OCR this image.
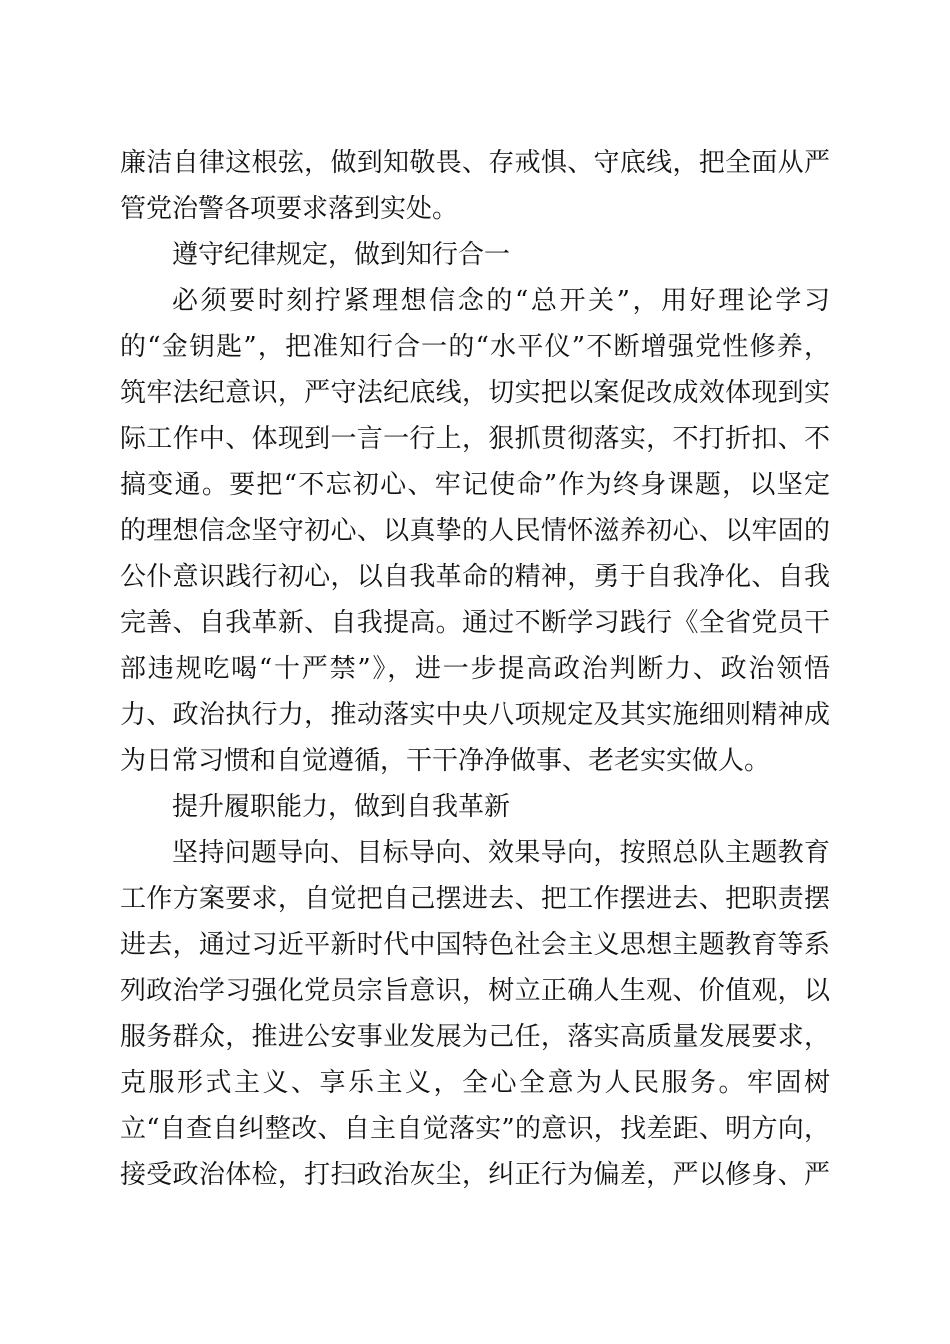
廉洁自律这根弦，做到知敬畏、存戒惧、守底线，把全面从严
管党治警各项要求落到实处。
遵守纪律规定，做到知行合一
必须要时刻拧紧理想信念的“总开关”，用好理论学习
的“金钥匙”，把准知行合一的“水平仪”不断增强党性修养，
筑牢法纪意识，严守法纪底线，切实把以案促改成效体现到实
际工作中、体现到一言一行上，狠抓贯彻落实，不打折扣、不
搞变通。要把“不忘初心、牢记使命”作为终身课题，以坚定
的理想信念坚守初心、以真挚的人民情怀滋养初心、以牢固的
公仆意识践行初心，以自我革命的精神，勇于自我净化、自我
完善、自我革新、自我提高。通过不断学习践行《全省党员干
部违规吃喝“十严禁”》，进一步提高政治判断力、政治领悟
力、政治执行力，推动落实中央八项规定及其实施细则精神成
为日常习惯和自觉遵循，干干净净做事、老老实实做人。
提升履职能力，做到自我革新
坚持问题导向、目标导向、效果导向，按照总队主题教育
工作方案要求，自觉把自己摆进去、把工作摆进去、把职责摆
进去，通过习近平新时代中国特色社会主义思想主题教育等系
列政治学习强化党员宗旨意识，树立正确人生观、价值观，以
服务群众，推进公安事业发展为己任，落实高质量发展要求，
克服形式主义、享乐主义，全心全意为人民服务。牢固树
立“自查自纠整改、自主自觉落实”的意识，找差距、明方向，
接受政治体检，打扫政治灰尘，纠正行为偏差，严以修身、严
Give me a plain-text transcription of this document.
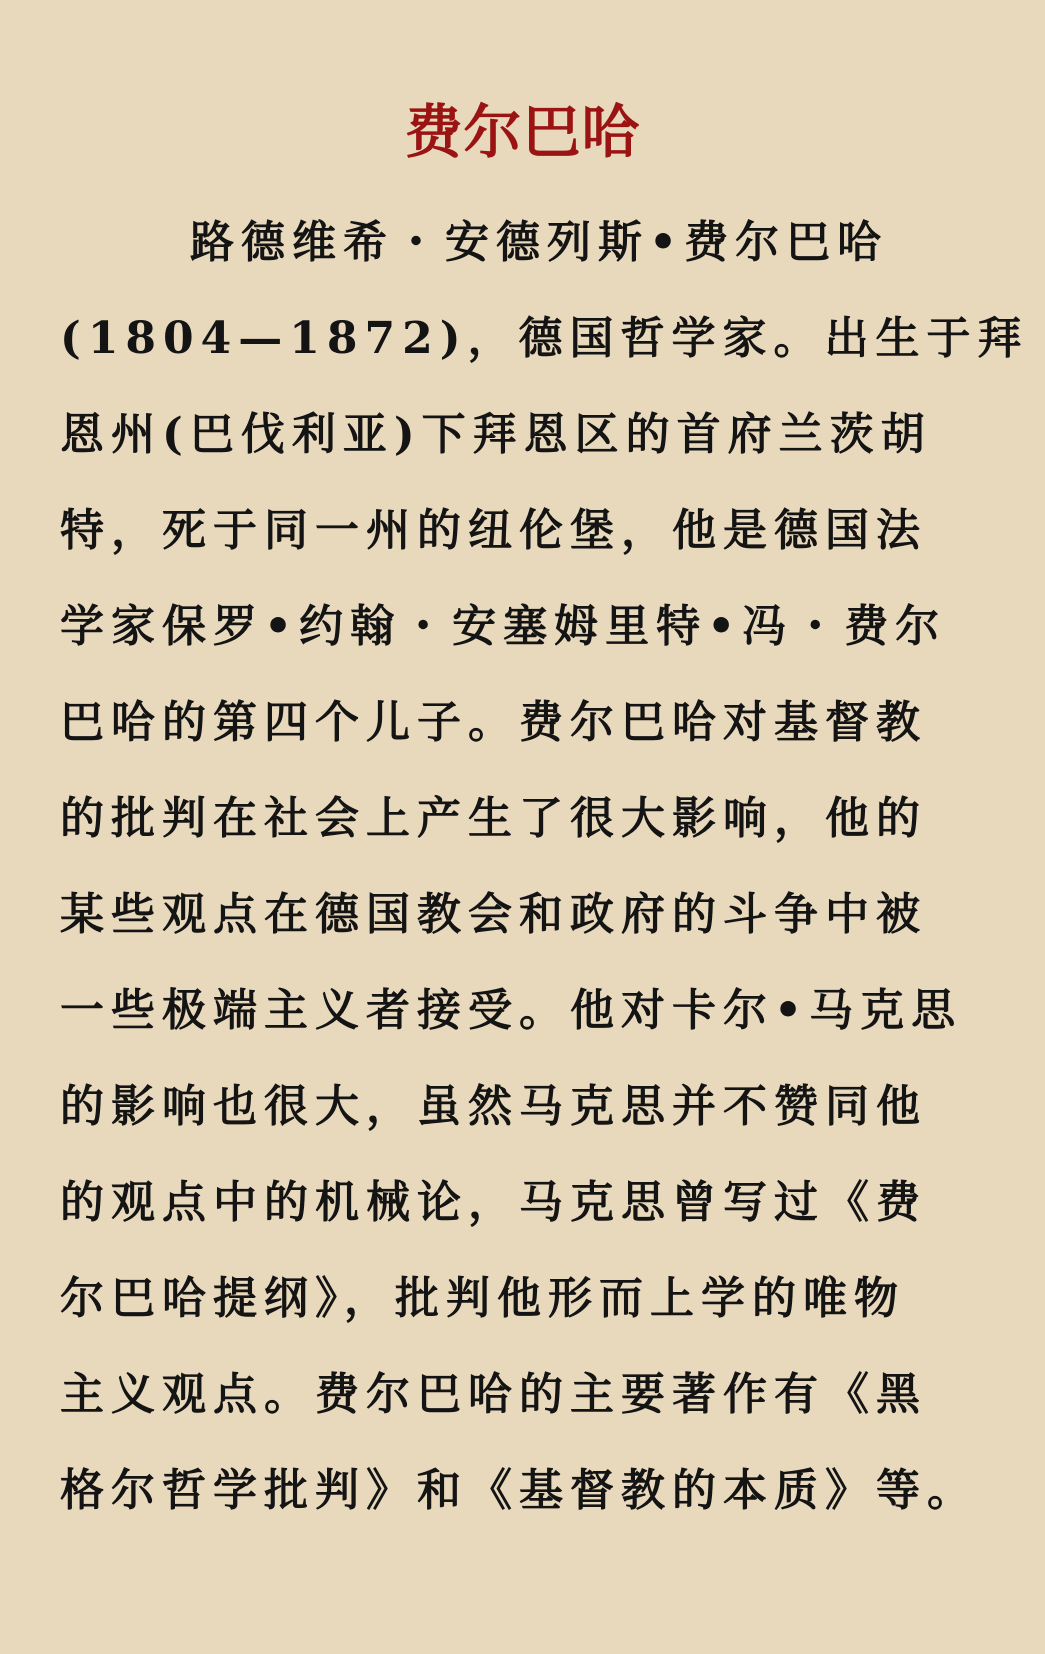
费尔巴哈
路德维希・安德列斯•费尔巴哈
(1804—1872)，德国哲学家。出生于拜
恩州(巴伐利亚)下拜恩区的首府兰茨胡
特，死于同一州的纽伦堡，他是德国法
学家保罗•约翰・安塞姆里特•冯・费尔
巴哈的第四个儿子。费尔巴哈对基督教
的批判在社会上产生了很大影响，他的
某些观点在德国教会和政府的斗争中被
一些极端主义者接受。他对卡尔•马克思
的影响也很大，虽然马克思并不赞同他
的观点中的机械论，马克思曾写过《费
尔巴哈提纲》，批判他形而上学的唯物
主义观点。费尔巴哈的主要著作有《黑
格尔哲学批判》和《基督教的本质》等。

* * * *

• GIVEN INSTRUCTION
Copy out every line of the listing that includes the string "this".

• EXERCISE RESULT
OCR this image.
Give me a plain-text transcription of this document.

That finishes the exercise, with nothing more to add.